Report every line in the listing below where the string "edge" shows up.

Stored data entries:
+ + + + +
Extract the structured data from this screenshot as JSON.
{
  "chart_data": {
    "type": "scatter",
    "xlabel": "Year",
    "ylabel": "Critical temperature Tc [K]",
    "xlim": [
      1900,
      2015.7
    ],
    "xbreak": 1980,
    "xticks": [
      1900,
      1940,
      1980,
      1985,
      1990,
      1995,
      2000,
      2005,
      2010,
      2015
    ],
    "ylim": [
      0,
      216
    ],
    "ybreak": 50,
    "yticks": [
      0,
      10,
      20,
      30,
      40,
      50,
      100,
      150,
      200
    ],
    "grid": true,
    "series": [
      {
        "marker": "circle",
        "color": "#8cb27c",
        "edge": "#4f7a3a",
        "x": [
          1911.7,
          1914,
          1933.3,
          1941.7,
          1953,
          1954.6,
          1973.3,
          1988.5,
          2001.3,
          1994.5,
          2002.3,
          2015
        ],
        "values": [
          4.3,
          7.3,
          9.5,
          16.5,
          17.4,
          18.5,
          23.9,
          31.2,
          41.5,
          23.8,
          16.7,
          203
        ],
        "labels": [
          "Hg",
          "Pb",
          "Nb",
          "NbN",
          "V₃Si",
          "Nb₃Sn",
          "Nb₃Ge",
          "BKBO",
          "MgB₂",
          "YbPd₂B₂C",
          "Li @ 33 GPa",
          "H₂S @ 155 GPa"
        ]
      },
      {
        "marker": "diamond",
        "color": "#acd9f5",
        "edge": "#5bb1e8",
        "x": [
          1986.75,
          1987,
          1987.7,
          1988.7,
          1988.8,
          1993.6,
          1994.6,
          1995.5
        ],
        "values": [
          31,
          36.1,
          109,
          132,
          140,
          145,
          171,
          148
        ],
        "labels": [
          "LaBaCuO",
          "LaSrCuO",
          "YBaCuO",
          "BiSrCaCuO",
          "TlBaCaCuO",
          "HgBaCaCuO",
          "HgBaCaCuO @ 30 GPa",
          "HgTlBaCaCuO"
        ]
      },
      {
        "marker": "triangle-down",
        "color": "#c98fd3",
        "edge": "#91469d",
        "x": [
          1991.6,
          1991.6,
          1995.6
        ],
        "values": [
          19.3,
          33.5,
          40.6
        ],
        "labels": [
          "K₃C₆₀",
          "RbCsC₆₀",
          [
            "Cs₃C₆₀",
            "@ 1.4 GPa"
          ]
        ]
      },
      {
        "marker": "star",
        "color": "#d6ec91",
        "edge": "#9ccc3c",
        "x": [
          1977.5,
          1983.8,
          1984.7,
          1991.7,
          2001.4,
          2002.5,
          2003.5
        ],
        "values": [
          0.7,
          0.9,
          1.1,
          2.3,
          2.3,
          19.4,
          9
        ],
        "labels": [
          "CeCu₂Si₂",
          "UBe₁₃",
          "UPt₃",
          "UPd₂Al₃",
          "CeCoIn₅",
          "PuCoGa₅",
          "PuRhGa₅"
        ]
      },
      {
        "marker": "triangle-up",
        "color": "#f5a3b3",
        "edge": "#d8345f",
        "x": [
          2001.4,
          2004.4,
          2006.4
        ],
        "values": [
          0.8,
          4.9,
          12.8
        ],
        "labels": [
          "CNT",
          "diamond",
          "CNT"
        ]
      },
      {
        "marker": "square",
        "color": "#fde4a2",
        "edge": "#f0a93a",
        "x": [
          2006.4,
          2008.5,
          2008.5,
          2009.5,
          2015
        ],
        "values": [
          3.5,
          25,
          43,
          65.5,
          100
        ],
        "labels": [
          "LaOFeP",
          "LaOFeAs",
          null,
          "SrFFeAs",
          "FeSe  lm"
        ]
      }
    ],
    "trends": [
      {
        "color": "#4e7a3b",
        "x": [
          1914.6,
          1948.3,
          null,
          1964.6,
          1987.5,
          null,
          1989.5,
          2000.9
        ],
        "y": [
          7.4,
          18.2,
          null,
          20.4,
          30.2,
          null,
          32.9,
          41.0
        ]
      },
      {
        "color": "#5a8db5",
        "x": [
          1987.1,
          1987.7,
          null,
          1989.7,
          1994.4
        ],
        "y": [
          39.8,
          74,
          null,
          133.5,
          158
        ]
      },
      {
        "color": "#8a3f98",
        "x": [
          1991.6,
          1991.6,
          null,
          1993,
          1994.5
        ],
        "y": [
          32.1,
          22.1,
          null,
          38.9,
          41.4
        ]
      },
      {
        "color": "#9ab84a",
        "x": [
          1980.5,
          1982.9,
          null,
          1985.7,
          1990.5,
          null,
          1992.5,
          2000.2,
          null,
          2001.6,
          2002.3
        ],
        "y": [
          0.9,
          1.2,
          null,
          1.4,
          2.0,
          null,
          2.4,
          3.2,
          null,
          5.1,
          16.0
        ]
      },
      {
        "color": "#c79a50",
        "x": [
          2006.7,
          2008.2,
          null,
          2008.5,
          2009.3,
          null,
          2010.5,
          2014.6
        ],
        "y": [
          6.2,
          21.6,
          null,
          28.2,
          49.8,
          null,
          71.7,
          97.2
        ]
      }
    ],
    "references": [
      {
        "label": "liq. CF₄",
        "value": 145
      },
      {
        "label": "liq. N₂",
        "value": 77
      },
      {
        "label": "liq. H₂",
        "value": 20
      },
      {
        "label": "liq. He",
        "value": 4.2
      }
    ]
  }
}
+ + + + +
* Final result
        "edge": "#4f7a3a",
        "edge": "#5bb1e8",
        "edge": "#91469d",
        "edge": "#9ccc3c",
        "edge": "#d8345f",
        "edge": "#f0a93a",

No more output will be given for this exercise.